begin INPUT DATA

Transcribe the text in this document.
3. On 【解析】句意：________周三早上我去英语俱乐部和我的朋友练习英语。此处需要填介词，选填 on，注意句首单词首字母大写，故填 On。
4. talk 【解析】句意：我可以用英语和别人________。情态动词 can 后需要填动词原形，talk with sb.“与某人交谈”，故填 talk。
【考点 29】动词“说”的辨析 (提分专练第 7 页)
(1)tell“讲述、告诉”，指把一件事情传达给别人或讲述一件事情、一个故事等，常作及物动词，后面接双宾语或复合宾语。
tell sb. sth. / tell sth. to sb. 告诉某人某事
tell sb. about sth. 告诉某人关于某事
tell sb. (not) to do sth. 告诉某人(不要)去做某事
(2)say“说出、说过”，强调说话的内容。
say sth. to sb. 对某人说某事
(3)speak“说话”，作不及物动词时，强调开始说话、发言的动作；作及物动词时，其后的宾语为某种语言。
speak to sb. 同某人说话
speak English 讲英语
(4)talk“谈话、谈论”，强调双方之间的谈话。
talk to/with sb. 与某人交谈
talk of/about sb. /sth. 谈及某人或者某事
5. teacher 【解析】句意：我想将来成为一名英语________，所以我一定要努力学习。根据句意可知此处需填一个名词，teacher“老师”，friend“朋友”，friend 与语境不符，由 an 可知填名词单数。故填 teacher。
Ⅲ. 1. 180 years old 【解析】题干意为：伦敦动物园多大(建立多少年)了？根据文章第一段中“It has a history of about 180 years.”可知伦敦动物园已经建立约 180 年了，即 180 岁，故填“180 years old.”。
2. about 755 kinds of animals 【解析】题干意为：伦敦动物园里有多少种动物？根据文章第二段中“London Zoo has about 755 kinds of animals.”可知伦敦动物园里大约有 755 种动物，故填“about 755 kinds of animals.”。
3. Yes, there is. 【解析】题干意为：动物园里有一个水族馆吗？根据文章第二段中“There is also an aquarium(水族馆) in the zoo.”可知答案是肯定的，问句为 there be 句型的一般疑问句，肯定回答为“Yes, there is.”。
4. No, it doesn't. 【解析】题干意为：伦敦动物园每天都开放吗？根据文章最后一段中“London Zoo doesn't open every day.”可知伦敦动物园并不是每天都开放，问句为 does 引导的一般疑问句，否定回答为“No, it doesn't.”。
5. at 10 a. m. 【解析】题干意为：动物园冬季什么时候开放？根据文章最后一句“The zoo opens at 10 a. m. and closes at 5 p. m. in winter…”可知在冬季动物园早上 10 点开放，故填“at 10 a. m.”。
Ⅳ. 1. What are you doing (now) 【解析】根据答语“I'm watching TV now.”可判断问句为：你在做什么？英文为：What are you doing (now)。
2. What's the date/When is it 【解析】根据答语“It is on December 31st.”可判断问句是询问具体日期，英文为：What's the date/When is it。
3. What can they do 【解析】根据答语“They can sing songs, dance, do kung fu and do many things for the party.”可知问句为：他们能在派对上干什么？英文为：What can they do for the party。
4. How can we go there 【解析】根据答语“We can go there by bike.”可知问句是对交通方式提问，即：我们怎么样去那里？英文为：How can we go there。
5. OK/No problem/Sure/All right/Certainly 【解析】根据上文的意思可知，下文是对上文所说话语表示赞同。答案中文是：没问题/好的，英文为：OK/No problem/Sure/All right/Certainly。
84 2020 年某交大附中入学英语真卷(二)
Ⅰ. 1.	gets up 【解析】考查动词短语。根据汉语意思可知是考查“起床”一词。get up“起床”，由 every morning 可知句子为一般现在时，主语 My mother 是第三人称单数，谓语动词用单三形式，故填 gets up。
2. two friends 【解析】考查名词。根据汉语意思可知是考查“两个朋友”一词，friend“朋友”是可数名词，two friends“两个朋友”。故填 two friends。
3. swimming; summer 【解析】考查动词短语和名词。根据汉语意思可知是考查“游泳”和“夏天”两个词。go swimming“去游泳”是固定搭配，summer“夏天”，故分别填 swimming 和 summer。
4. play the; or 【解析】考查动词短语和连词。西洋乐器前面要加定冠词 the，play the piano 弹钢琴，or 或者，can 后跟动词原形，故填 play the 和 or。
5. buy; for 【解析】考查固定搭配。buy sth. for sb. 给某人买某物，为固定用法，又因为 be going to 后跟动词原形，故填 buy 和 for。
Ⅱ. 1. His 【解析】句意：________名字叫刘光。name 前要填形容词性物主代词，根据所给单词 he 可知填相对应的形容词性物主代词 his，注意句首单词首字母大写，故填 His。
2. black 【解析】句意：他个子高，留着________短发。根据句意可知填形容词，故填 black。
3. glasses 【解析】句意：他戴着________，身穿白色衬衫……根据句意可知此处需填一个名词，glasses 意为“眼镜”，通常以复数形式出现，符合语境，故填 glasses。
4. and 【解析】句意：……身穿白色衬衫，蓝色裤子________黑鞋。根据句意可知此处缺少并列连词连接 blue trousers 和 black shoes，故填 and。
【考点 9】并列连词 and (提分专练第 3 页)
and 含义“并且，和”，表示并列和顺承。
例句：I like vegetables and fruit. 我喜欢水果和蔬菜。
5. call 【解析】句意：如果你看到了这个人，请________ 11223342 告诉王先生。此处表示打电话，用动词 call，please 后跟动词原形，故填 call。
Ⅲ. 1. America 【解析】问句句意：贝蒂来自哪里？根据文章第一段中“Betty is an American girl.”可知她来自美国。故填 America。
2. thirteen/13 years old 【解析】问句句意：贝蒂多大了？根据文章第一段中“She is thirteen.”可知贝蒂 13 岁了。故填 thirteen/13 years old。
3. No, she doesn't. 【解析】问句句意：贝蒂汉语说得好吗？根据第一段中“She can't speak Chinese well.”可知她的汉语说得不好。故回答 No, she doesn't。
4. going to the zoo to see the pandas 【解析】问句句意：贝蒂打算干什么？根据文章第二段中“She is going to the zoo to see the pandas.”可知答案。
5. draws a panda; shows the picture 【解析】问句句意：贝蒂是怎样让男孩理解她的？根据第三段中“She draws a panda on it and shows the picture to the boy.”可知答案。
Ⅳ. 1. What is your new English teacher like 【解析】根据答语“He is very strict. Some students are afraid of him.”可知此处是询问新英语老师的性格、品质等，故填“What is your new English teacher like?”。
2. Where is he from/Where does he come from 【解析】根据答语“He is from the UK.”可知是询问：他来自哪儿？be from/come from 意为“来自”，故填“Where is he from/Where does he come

end INPUT DATA

JOB
Select the lines from the entries that include the word "speak".

TASK RESULT
(3)speak“说话”，作不及物动词时，强调开始说话、发言的动作；作及物动词时，其后的宾语为某种语言。
speak to sb. 同某人说话
speak English 讲英语
3. No, she doesn't. 【解析】问句句意：贝蒂汉语说得好吗？根据第一段中“She can't speak Chinese well.”可知她的汉语说得不好。故回答 No, she doesn't。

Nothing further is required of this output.